Extracted data entries:
= = =

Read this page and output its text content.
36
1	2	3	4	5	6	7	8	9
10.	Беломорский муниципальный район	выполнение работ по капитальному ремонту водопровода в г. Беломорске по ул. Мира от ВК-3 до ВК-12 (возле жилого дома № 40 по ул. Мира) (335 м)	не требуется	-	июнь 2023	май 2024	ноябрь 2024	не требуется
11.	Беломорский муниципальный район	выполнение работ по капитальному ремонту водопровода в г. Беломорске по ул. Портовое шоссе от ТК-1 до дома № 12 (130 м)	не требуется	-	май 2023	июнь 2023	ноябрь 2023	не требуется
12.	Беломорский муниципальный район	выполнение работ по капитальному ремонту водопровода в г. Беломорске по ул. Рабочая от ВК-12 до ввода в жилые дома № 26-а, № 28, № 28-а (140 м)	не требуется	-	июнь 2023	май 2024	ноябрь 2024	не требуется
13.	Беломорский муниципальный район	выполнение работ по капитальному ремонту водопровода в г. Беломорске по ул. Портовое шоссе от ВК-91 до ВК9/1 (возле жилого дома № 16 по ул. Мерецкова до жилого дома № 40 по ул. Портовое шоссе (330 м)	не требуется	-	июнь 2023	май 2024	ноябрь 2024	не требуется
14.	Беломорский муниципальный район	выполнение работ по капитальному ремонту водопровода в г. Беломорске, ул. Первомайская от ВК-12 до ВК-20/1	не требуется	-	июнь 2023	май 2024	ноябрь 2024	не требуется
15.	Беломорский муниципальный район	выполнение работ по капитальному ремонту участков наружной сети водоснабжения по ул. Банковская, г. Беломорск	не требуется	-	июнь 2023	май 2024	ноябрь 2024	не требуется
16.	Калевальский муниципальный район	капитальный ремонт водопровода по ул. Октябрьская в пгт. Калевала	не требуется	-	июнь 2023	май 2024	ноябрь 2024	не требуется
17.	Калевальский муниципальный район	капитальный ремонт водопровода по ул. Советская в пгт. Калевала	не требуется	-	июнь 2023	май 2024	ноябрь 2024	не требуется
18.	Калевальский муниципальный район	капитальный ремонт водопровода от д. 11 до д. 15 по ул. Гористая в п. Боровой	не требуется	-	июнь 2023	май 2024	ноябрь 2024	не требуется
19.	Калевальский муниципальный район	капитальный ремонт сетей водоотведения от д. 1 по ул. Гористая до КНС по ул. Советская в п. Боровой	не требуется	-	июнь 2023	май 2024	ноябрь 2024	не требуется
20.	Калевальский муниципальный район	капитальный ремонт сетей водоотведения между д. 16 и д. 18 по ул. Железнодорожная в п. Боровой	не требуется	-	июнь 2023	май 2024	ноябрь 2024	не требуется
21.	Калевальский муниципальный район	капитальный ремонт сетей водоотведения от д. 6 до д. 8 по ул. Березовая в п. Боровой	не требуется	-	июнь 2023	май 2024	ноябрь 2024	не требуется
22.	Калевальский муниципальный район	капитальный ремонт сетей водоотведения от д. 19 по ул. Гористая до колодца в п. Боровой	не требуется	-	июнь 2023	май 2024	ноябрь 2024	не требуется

= = =

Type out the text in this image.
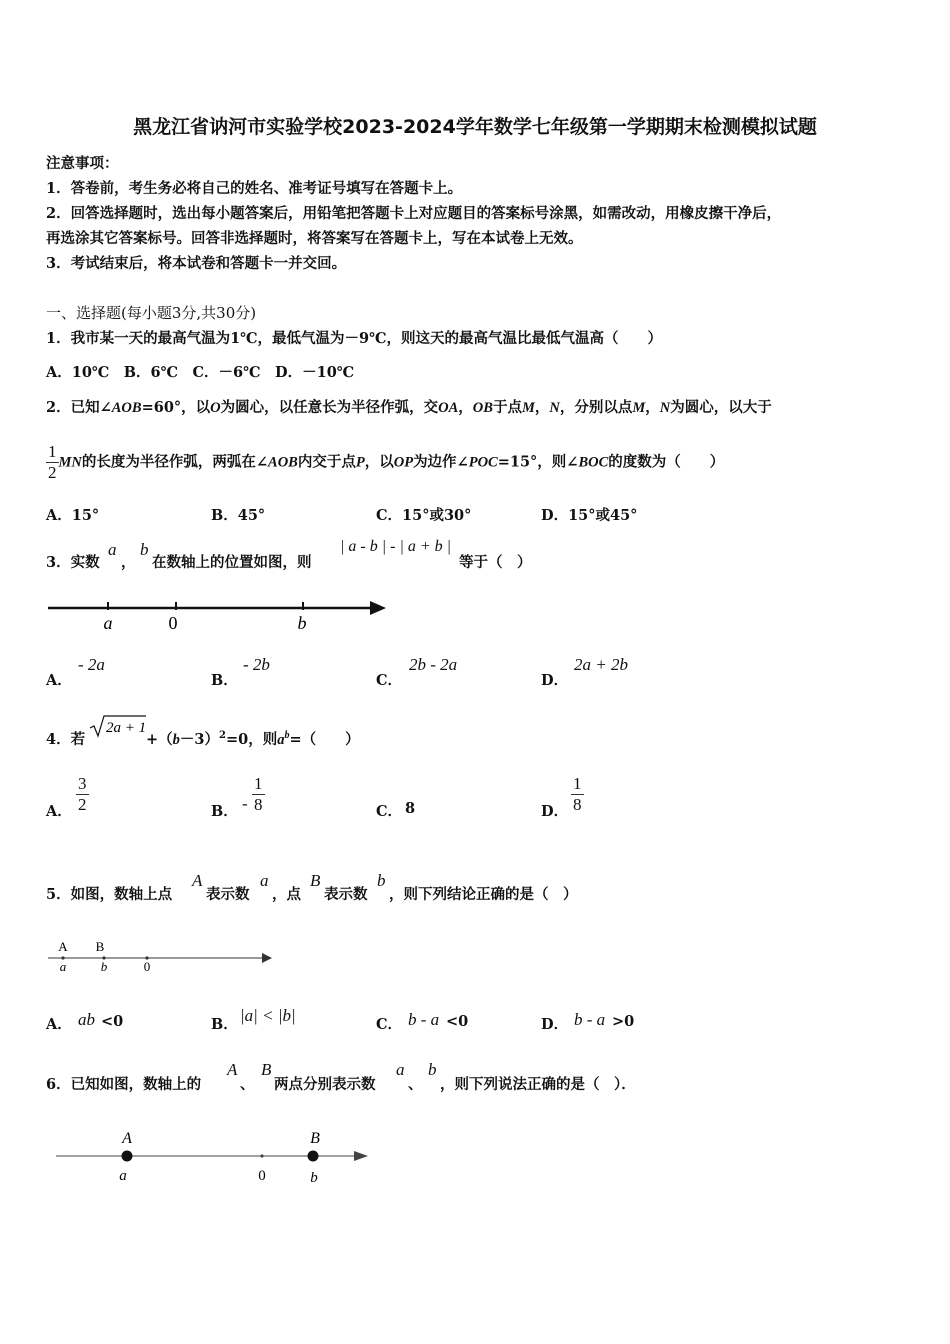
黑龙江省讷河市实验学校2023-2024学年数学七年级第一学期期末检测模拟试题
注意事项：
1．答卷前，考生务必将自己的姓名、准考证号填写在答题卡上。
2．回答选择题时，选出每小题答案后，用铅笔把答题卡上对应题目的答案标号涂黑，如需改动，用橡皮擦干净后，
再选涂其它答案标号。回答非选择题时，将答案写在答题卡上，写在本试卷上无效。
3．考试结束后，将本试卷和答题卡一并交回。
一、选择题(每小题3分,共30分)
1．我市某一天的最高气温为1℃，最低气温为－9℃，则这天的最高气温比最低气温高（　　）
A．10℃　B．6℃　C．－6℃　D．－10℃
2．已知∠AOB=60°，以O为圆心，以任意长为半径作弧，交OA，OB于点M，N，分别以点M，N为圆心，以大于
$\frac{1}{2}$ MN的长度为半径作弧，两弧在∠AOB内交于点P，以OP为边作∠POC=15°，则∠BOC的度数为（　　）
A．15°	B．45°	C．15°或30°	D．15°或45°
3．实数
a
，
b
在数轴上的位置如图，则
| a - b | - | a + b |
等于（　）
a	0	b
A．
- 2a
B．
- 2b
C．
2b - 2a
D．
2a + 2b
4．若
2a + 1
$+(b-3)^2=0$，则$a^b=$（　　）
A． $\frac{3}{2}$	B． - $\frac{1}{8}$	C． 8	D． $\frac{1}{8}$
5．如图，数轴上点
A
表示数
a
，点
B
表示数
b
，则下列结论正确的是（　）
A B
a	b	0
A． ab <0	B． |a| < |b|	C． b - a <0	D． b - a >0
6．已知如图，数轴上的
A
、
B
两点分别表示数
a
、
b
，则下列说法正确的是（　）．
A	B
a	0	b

= = =

## TASK TO COMPLETE
List every line above containing the word "frac".

## EXERCISE RESULT
$\frac{1}{2}$ MN的长度为半径作弧，两弧在∠AOB内交于点P，以OP为边作∠POC=15°，则∠BOC的度数为（　　）
A． $\frac{3}{2}$	B． - $\frac{1}{8}$	C． 8	D． $\frac{1}{8}$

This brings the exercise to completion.